EXERCISE BRIEF:
Continue the news report on the size and cost of the Newfoundland and Labrador government's communications staff from the point where it ends.

[[ TEXT FOR ANALYSIS open ]]

The provincial government has 50 communications people on staff with a combined annual salary of more than $3.7 million.
Comparing the Newfoundland and Labrador numbers to Alberta, where the Canadian Taxpayers’ Federation did a similar study a month ago, this province has far more communications officials on a per capita basis.

The front facade of the Confederation Building on Prince Philip Drive in St. John’s, shown in March 2011, continues to undergo renovations. — File photo by Joe Gibbons/The Telegram

And these numbers are just for the core civil service; they do not include the five communications employees in the premier’s office, the  communications officials in the official opposition or the one communications employee who works for the NDP.

“With that number, you could put a staff member on almost every journalist in the province of Newfoundland and Labrador, and you’d still have people left over,” said Kevin Lacey, Atlantic director for the Canadian Taxpayers’ Federation. “Governments should stop worrying about how they’re going to tell people what a good job they’re doing, and instead focus on just getting the job done for taxpayers.”

Across the core civil service, there are two or three communications officials in most government departments, with a single person working in some of the smaller divisions, like the Women’s Policy Office or the Office of Public Engagement.

On top of that, there are 13 people working within the communications branch of Cabinet Secretariat.

[[ TEXT FOR ANALYSIS closed ]]
[[ INFORMATION GIVEN open ]]

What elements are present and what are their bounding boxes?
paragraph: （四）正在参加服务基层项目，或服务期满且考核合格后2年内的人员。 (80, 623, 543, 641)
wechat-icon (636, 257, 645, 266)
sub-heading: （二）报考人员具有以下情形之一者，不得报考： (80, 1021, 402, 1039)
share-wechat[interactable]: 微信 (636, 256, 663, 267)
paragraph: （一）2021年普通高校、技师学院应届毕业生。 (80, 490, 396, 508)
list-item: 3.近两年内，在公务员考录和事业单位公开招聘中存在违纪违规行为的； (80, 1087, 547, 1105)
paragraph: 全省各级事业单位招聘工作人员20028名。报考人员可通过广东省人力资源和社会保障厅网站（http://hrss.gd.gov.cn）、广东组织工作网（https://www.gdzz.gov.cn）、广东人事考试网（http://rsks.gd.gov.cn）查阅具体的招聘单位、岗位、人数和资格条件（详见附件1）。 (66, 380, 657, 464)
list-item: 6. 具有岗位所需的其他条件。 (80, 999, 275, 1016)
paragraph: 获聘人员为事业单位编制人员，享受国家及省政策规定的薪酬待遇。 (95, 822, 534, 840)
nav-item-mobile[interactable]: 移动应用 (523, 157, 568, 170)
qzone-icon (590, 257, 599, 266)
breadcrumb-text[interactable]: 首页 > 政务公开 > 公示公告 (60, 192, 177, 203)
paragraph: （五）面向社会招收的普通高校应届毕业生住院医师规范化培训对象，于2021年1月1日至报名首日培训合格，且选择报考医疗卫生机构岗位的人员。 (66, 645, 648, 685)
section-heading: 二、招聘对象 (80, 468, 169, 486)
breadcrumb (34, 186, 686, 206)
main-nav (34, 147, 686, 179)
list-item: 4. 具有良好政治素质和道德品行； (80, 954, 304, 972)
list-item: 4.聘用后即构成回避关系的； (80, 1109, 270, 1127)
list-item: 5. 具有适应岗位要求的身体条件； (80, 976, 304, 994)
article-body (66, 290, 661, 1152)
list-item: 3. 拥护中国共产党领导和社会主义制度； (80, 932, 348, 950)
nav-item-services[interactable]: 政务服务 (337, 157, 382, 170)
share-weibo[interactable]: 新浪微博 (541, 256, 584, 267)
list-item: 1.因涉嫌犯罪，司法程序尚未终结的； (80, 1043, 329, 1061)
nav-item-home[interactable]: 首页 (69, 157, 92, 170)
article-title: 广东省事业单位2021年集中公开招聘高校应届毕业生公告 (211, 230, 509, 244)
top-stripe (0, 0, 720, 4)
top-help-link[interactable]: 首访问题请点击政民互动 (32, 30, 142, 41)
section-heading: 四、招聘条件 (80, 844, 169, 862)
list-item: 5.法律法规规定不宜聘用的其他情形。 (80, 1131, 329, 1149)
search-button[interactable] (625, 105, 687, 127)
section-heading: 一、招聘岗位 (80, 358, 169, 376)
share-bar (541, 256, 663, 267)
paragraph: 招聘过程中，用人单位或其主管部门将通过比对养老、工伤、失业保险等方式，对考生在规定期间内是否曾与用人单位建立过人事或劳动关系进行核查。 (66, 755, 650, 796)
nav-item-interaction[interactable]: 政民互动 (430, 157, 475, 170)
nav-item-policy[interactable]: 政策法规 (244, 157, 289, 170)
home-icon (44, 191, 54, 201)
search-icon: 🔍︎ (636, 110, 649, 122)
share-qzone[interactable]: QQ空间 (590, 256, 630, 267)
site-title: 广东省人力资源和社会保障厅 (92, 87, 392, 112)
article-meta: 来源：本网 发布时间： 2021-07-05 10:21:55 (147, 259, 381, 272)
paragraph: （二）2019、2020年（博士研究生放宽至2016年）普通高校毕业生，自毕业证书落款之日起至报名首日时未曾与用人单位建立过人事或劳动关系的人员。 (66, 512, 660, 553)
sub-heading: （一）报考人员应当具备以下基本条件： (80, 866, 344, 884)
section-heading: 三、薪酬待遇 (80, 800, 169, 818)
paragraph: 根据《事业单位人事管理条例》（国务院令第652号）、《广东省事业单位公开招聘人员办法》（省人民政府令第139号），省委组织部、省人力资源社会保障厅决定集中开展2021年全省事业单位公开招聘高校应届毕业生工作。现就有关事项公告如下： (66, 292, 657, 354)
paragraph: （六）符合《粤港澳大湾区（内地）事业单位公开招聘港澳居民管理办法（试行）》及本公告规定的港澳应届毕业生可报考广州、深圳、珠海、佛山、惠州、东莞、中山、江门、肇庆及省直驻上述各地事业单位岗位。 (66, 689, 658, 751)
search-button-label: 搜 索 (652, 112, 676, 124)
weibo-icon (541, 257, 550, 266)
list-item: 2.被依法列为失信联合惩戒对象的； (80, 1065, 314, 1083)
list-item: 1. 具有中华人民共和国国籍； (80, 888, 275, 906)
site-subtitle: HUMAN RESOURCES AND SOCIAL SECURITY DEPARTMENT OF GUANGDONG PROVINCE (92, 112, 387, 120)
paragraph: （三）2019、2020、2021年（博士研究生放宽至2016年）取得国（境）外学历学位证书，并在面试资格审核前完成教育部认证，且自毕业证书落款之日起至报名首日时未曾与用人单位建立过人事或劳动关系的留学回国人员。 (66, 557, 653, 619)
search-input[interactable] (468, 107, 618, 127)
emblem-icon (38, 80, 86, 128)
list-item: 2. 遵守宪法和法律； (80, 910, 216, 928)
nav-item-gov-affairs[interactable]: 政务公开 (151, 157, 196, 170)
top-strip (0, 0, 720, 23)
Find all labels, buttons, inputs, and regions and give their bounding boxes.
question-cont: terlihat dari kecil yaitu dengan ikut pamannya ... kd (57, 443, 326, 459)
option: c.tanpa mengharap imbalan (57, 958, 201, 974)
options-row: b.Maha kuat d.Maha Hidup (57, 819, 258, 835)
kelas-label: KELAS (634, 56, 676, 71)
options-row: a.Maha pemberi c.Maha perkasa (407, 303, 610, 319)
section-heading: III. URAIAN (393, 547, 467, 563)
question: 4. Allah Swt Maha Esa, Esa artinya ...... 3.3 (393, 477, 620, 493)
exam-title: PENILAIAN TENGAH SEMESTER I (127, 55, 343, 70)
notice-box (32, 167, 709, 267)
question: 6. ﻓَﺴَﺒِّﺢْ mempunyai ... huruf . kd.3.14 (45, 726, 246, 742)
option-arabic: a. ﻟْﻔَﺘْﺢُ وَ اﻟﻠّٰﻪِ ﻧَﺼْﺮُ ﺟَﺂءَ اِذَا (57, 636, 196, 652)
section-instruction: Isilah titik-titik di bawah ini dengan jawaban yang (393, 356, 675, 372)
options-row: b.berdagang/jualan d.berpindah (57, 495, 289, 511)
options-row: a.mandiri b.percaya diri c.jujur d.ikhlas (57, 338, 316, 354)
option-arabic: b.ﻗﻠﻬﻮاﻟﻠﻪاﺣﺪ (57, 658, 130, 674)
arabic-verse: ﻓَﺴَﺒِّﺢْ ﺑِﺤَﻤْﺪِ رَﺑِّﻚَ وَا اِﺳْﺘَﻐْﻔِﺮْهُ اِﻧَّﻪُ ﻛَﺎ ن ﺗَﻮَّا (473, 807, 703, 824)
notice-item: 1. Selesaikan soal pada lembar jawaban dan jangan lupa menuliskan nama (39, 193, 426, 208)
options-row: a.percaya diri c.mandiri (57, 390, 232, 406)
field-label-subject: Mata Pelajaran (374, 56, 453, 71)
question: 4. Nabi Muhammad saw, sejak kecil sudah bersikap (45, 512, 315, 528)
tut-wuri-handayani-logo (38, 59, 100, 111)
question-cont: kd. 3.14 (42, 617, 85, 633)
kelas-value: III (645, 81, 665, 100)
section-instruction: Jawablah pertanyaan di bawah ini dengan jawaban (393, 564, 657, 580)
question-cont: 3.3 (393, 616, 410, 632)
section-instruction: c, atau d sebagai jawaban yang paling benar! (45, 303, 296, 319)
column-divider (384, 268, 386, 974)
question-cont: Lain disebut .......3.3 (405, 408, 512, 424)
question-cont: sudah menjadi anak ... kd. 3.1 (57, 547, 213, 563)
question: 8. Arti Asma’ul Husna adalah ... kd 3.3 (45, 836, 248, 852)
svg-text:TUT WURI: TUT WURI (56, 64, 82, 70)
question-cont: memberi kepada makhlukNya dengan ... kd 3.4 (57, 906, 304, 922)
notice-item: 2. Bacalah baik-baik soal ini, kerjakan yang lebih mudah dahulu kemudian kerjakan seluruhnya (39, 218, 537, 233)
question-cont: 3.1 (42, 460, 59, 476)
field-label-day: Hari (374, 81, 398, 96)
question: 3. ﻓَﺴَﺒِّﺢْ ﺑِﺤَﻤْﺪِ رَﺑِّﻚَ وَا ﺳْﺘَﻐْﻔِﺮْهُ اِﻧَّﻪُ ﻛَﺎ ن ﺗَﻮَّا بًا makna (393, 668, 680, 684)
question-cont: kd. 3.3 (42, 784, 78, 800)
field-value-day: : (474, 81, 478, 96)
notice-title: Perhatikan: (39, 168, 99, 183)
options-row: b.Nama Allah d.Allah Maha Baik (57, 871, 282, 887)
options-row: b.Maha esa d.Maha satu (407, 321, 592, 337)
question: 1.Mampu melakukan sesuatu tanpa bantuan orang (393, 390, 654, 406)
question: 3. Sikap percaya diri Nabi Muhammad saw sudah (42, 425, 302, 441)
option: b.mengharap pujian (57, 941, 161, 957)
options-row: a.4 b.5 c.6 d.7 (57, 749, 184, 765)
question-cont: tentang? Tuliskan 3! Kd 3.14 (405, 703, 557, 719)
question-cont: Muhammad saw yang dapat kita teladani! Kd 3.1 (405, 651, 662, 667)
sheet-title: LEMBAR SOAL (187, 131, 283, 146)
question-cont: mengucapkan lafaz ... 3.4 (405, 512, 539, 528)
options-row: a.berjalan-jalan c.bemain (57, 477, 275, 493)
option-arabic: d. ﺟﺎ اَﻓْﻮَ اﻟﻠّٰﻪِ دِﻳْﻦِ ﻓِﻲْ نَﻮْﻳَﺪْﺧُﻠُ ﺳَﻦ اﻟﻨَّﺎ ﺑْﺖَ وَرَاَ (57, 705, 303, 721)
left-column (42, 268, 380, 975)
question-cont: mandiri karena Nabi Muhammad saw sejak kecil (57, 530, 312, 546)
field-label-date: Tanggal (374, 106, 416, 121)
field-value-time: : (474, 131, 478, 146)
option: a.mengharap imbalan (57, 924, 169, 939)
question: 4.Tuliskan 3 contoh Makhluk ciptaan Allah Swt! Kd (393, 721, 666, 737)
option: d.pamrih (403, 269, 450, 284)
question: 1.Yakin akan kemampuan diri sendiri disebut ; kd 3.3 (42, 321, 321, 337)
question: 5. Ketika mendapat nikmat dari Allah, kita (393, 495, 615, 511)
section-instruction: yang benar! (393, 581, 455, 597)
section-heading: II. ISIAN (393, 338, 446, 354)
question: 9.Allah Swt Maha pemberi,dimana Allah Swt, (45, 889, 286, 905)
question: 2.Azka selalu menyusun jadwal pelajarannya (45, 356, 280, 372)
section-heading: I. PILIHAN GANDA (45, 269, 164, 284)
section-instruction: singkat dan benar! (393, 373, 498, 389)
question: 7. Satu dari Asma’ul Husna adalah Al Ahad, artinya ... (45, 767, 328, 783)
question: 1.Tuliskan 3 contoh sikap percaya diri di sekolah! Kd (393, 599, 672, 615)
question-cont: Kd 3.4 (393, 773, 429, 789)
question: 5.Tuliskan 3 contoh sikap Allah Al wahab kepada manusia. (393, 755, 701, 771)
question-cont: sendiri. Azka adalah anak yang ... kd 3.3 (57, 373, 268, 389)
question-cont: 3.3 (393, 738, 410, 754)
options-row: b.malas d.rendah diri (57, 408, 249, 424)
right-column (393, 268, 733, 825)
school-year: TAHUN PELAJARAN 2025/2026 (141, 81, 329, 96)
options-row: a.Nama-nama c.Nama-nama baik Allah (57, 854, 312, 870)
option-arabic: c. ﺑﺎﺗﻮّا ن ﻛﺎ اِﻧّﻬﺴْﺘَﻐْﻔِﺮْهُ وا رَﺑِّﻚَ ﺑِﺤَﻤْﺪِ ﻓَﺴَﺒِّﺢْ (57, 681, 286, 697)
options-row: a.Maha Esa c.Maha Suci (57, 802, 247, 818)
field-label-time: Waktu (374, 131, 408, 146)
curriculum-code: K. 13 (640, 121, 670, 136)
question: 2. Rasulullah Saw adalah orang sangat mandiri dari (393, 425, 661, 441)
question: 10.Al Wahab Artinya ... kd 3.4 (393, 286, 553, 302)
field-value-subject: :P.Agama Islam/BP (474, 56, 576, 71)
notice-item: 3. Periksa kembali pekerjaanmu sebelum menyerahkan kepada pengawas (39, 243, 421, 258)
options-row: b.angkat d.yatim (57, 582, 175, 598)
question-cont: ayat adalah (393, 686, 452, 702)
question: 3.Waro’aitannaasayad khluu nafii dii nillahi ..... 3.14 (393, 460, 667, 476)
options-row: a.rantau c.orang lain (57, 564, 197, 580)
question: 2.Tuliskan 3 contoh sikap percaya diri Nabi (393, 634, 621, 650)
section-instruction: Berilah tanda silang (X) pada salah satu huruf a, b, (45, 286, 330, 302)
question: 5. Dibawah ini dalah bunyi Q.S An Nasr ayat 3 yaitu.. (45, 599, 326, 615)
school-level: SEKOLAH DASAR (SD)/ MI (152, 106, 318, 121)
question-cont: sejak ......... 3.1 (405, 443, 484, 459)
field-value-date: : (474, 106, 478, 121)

[[ INFORMATION GIVEN closed ]]

RESPONSE:
In sheer numbers, the Alberta government has Newfoundland and Labrador outgunned on communications workers; the Canadian Taxpayers Federation reported there are 214 communications employees in Alberta making a combined total of $23 million, compared to the 50 in the civil service here making $3.7 million.

But if you factor in relative population, the Newfoundland and Labrador government employs roughly one communications person for every 10,000 citizens; in Alberta, there’s one communications person for every 17,000 citizens.

And the numbers are growing.

According to the Canadian Journalism Project, in Canada right now there are four public relations people for every journalist.

By studying Statistics Canada data, it found that in 1991 there were 23,780 public relations professionals — in both the public sector and private business — compared to 13,470 working journalists. Fast forward to 2011, and the number of journalists shrank to 13,280, while the number of PR people had more than doubled to 54,605.

But Advanced Education and Skills Minister Kevin O’Brien objected to The Telegram’s math, showing that Newfoundland and Labrador has more taxpayer-funded communications people per capita than Alberta.

“That’s not a good formula to determine how many people you might need to do a certain job,” he said.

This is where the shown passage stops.